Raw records
· · · ·
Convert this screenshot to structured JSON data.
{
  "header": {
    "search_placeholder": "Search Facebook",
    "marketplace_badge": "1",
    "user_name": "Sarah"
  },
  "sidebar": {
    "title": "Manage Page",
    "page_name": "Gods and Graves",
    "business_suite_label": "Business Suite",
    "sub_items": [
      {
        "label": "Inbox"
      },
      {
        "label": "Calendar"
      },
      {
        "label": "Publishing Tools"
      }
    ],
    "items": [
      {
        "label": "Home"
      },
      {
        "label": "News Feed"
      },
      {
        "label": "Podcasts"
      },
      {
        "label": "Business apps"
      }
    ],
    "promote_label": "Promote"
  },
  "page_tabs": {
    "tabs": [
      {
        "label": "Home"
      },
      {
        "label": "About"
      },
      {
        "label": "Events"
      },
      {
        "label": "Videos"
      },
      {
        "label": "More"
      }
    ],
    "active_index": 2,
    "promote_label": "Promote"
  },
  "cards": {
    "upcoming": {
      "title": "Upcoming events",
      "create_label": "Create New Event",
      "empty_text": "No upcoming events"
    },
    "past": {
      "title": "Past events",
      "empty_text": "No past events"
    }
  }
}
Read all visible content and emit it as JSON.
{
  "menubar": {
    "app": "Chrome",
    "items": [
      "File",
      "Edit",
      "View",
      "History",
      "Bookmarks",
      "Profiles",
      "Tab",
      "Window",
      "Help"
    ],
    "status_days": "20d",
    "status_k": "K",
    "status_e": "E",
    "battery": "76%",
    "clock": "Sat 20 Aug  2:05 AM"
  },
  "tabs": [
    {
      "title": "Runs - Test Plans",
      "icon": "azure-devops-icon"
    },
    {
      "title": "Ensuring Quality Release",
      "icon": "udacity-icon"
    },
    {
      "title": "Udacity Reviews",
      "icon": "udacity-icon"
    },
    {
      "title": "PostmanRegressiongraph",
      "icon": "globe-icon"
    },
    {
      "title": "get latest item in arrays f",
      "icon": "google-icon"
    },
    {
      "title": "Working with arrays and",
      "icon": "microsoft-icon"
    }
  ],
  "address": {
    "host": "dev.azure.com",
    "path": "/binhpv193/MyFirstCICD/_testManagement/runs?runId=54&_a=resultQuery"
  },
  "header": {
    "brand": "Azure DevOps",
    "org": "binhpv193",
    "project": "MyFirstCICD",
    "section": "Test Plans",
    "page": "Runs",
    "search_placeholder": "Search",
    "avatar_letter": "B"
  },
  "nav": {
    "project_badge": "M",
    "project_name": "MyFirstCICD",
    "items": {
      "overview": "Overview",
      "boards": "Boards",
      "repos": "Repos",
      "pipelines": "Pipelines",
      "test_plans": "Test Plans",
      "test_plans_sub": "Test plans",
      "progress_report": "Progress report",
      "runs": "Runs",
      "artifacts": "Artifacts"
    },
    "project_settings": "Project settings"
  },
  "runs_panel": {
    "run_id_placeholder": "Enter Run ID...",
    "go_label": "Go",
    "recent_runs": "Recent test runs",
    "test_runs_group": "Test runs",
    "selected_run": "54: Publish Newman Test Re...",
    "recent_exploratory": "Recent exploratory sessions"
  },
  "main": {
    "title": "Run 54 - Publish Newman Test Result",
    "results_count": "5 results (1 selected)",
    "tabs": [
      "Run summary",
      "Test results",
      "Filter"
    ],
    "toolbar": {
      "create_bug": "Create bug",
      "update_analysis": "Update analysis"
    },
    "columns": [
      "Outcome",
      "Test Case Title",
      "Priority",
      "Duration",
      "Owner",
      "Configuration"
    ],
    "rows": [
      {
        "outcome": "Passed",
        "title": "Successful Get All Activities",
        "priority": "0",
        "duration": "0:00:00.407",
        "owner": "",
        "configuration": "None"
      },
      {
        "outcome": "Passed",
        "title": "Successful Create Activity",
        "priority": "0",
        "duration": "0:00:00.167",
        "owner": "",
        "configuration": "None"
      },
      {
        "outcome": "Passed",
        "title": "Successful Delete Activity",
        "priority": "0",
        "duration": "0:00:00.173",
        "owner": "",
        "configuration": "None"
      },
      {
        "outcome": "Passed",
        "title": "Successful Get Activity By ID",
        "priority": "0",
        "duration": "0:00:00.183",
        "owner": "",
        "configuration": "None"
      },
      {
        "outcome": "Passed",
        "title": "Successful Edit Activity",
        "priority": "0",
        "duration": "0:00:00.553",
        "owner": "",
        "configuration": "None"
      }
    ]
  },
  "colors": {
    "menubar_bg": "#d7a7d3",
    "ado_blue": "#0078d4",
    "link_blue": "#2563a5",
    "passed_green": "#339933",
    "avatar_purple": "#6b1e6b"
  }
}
· · · ·
Exercise aim >> Identify the lines above with the word "Newman". Copy them.

Exercise solution >>
    "selected_run": "54: Publish Newman Test Re...",
    "title": "Run 54 - Publish Newman Test Result",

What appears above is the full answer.